▶ _DATA SUPPLIED_:
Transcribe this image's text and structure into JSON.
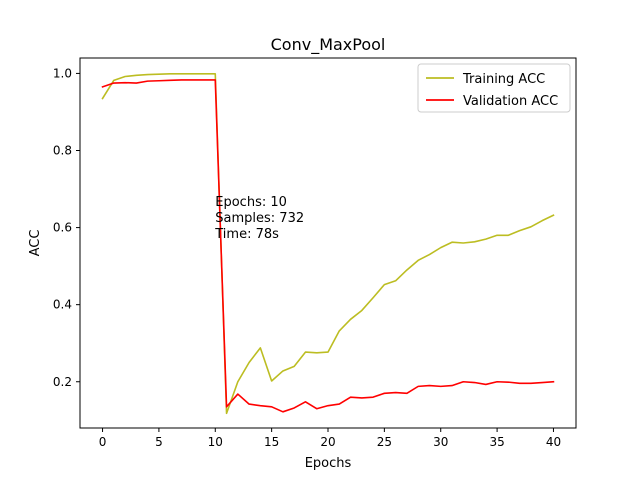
{
  "chart_data": {
    "type": "line",
    "title": "Conv_MaxPool",
    "xlabel": "Epochs",
    "ylabel": "ACC",
    "xlim": [
      -2,
      42
    ],
    "ylim": [
      0.08,
      1.04
    ],
    "xticks": [
      0,
      5,
      10,
      15,
      20,
      25,
      30,
      35,
      40
    ],
    "yticks": [
      0.2,
      0.4,
      0.6,
      0.8,
      1.0
    ],
    "ytick_labels": [
      "0.2",
      "0.4",
      "0.6",
      "0.8",
      "1.0"
    ],
    "grid": false,
    "legend_position": "top-right",
    "x": [
      0,
      1,
      2,
      3,
      4,
      5,
      6,
      7,
      8,
      9,
      10,
      11,
      12,
      13,
      14,
      15,
      16,
      17,
      18,
      19,
      20,
      21,
      22,
      23,
      24,
      25,
      26,
      27,
      28,
      29,
      30,
      31,
      32,
      33,
      34,
      35,
      36,
      37,
      38,
      39,
      40
    ],
    "series": [
      {
        "name": "Training ACC",
        "color": "#bcbd22",
        "values": [
          0.935,
          0.982,
          0.992,
          0.995,
          0.997,
          0.998,
          0.999,
          0.999,
          0.999,
          0.999,
          0.999,
          0.118,
          0.2,
          0.25,
          0.288,
          0.202,
          0.228,
          0.24,
          0.277,
          0.275,
          0.277,
          0.332,
          0.362,
          0.385,
          0.418,
          0.452,
          0.462,
          0.49,
          0.515,
          0.53,
          0.548,
          0.562,
          0.56,
          0.563,
          0.57,
          0.58,
          0.58,
          0.592,
          0.602,
          0.618,
          0.632
        ]
      },
      {
        "name": "Validation ACC",
        "color": "#ff0000",
        "values": [
          0.965,
          0.975,
          0.976,
          0.975,
          0.98,
          0.981,
          0.982,
          0.983,
          0.983,
          0.983,
          0.983,
          0.135,
          0.168,
          0.142,
          0.138,
          0.135,
          0.122,
          0.132,
          0.148,
          0.13,
          0.138,
          0.142,
          0.16,
          0.158,
          0.16,
          0.17,
          0.172,
          0.17,
          0.188,
          0.19,
          0.188,
          0.19,
          0.2,
          0.198,
          0.193,
          0.2,
          0.199,
          0.196,
          0.196,
          0.198,
          0.2
        ]
      }
    ],
    "annotation": {
      "x": 10,
      "y": 0.625,
      "lines": [
        "Epochs: 10",
        "Samples: 732",
        "Time: 78s"
      ]
    }
  }
}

▶ _TASK STATEMENT_: Give back every line exactly as it stands, pictures excluded.

▶ _SOLUTION TO THIS PROBLEM_:
Transcribe this image's text and structure into JSON.
{
  "chart_data": {
    "type": "line",
    "title": "Conv_MaxPool",
    "xlabel": "Epochs",
    "ylabel": "ACC",
    "xlim": [
      -2,
      42
    ],
    "ylim": [
      0.08,
      1.04
    ],
    "xticks": [
      0,
      5,
      10,
      15,
      20,
      25,
      30,
      35,
      40
    ],
    "yticks": [
      0.2,
      0.4,
      0.6,
      0.8,
      1.0
    ],
    "ytick_labels": [
      "0.2",
      "0.4",
      "0.6",
      "0.8",
      "1.0"
    ],
    "grid": false,
    "legend_position": "top-right",
    "x": [
      0,
      1,
      2,
      3,
      4,
      5,
      6,
      7,
      8,
      9,
      10,
      11,
      12,
      13,
      14,
      15,
      16,
      17,
      18,
      19,
      20,
      21,
      22,
      23,
      24,
      25,
      26,
      27,
      28,
      29,
      30,
      31,
      32,
      33,
      34,
      35,
      36,
      37,
      38,
      39,
      40
    ],
    "series": [
      {
        "name": "Training ACC",
        "color": "#bcbd22",
        "values": [
          0.935,
          0.982,
          0.992,
          0.995,
          0.997,
          0.998,
          0.999,
          0.999,
          0.999,
          0.999,
          0.999,
          0.118,
          0.2,
          0.25,
          0.288,
          0.202,
          0.228,
          0.24,
          0.277,
          0.275,
          0.277,
          0.332,
          0.362,
          0.385,
          0.418,
          0.452,
          0.462,
          0.49,
          0.515,
          0.53,
          0.548,
          0.562,
          0.56,
          0.563,
          0.57,
          0.58,
          0.58,
          0.592,
          0.602,
          0.618,
          0.632
        ]
      },
      {
        "name": "Validation ACC",
        "color": "#ff0000",
        "values": [
          0.965,
          0.975,
          0.976,
          0.975,
          0.98,
          0.981,
          0.982,
          0.983,
          0.983,
          0.983,
          0.983,
          0.135,
          0.168,
          0.142,
          0.138,
          0.135,
          0.122,
          0.132,
          0.148,
          0.13,
          0.138,
          0.142,
          0.16,
          0.158,
          0.16,
          0.17,
          0.172,
          0.17,
          0.188,
          0.19,
          0.188,
          0.19,
          0.2,
          0.198,
          0.193,
          0.2,
          0.199,
          0.196,
          0.196,
          0.198,
          0.2
        ]
      }
    ],
    "annotation": {
      "x": 10,
      "y": 0.625,
      "lines": [
        "Epochs: 10",
        "Samples: 732",
        "Time: 78s"
      ]
    }
  }
}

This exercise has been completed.